STATED PROBLEM:
From the listing below, pull each line that includes "КАМЕНЦ".

RECORDS FOR THE EXERCISE:
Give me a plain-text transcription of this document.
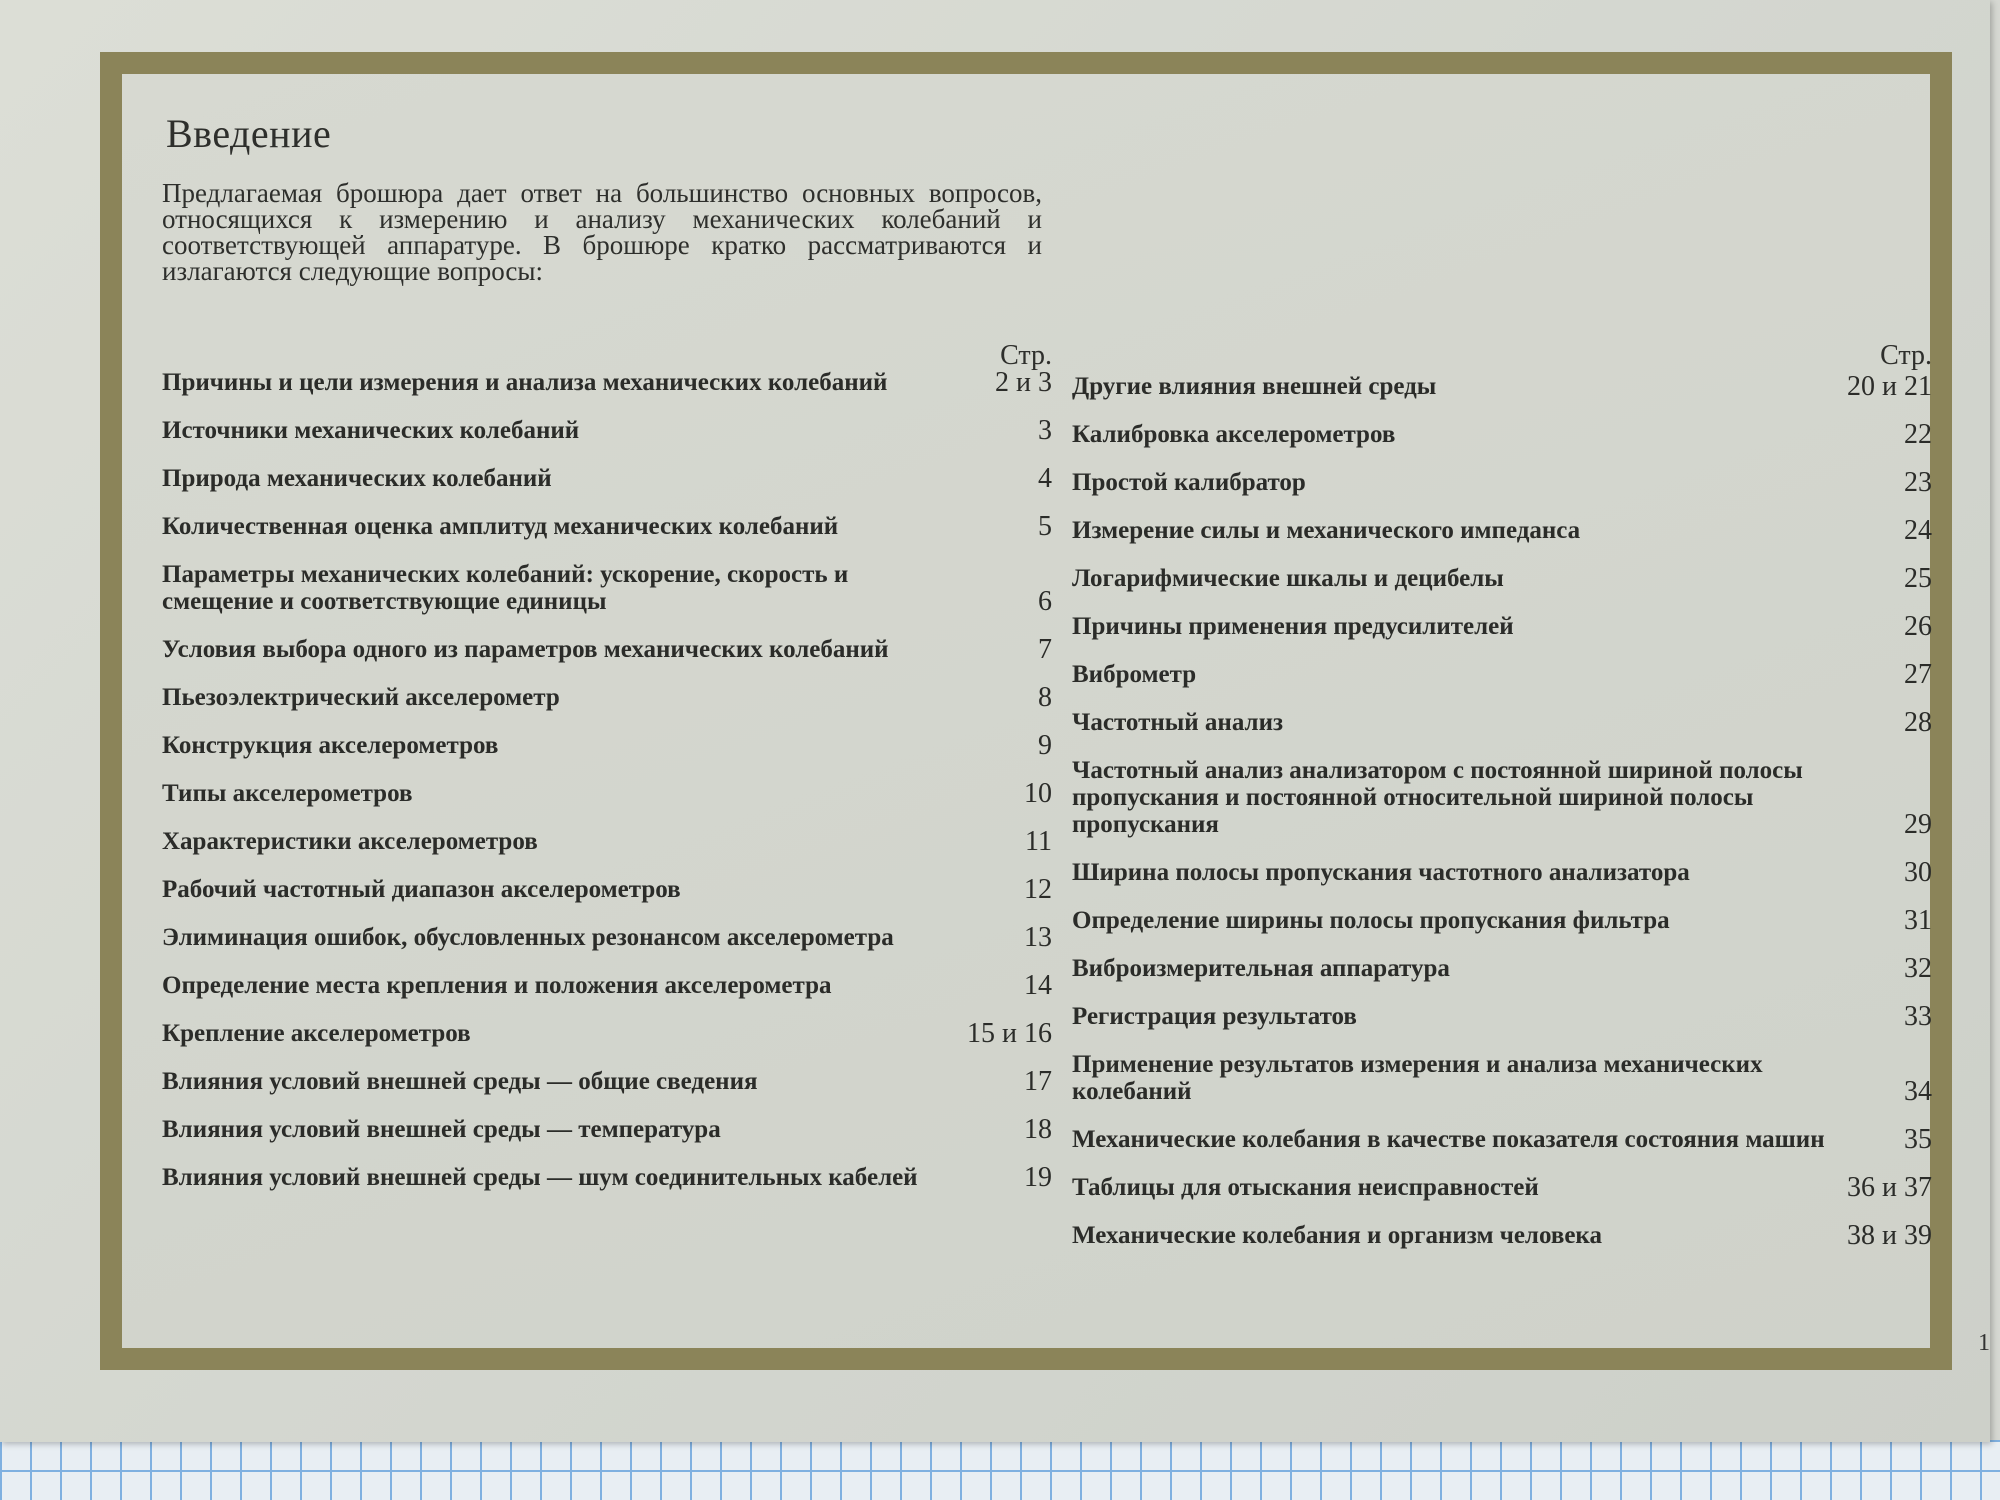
Введение

Предлагаемая брошюра дает ответ на большинство основных вопросов, относящихся к измерению и анализу механических колебаний и соответствующей аппаратуре. В брошюре кратко рассматриваются и излагаются следующие вопросы:

Стр.
Причины и цели измерения и анализа механических колебаний	2 и 3
Источники механических колебаний	3
Природа механических колебаний	4
Количественная оценка амплитуд механических колебаний	5
Параметры механических колебаний: ускорение, скорость и смещение и соответствующие единицы	6
Условия выбора одного из параметров механических колебаний	7
Пьезоэлектрический акселерометр	8
Конструкция акселерометров	9
Типы акселерометров	10
Характеристики акселерометров	11
Рабочий частотный диапазон акселерометров	12
Элиминация ошибок, обусловленных резонансом акселерометра	13
Определение места крепления и положения акселерометра	14
Крепление акселерометров	15 и 16
Влияния условий внешней среды — общие сведения	17
Влияния условий внешней среды — температура	18
Влияния условий внешней среды — шум соединительных кабелей	19
Стр.
Другие влияния внешней среды	20 и 21
Калибровка акселерометров	22
Простой калибратор	23
Измерение силы и механического импеданса	24
Логарифмические шкалы и децибелы	25
Причины применения предусилителей	26
Виброметр	27
Частотный анализ	28
Частотный анализ анализатором с постоянной шириной полосы пропускания и постоянной относительной шириной полосы пропускания	29
Ширина полосы пропускания частотного анализатора	30
Определение ширины полосы пропускания фильтра	31
Виброизмерительная аппаратура	32
Регистрация результатов	33
Применение результатов измерения и анализа механических колебаний	34
Механические колебания в качестве показателя состояния машин	35
Таблицы для отыскания неисправностей	36 и 37
Механические колебания и организм человека	38 и 39
1
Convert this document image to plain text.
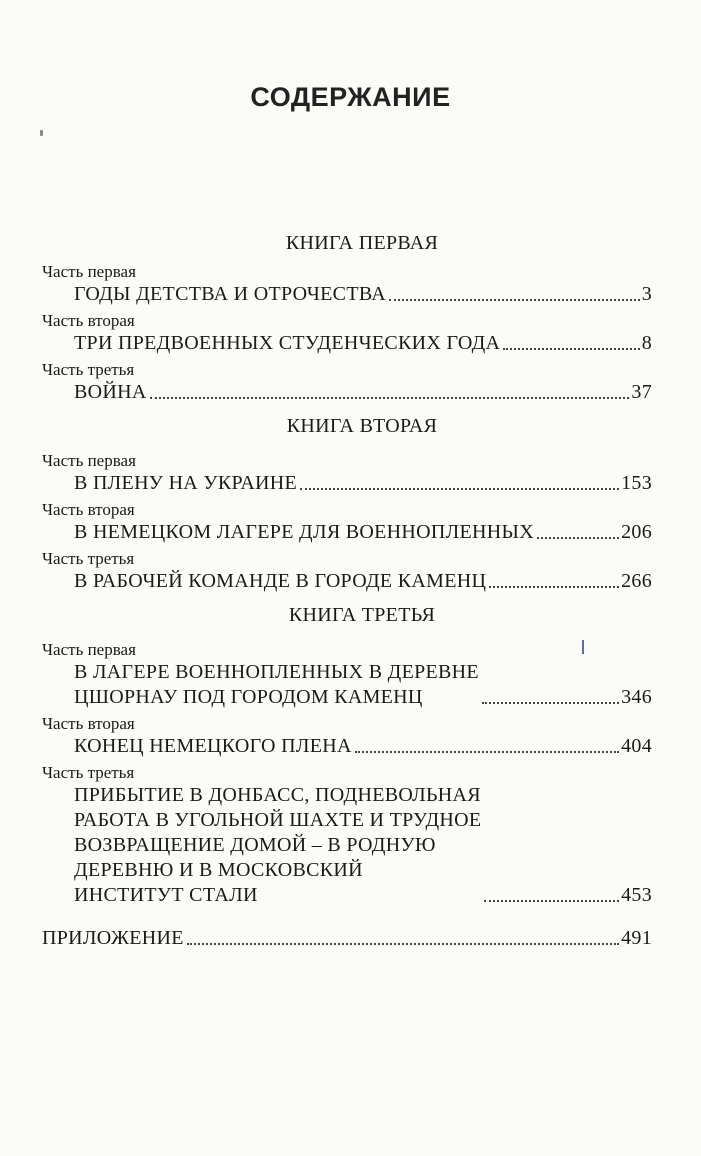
СОДЕРЖАНИЕ
КНИГА ПЕРВАЯ
Часть первая
ГОДЫ ДЕТСТВА И ОТРОЧЕСТВА	3
Часть вторая
ТРИ ПРЕДВОЕННЫХ СТУДЕНЧЕСКИХ ГОДА	8
Часть третья
ВОЙНА	37
КНИГА ВТОРАЯ
Часть первая
В ПЛЕНУ НА УКРАИНЕ	153
Часть вторая
В НЕМЕЦКОМ ЛАГЕРЕ ДЛЯ ВОЕННОПЛЕННЫХ	206
Часть третья
В РАБОЧЕЙ КОМАНДЕ В ГОРОДЕ КАМЕНЦ	266
КНИГА ТРЕТЬЯ
Часть первая
В ЛАГЕРЕ ВОЕННОПЛЕННЫХ В ДЕРЕВНЕ
ЦШОРНАУ ПОД ГОРОДОМ КАМЕНЦ	346
Часть вторая
КОНЕЦ НЕМЕЦКОГО ПЛЕНА	404
Часть третья
ПРИБЫТИЕ В ДОНБАСС, ПОДНЕВОЛЬНАЯ
РАБОТА В УГОЛЬНОЙ ШАХТЕ И ТРУДНОЕ
ВОЗВРАЩЕНИЕ ДОМОЙ – В РОДНУЮ
ДЕРЕВНЮ И В МОСКОВСКИЙ
ИНСТИТУТ СТАЛИ	453
ПРИЛОЖЕНИЕ	491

EXERCISE RESPONSE:
В РАБОЧЕЙ КОМАНДЕ В ГОРОДЕ КАМЕНЦ	266
ЦШОРНАУ ПОД ГОРОДОМ КАМЕНЦ	346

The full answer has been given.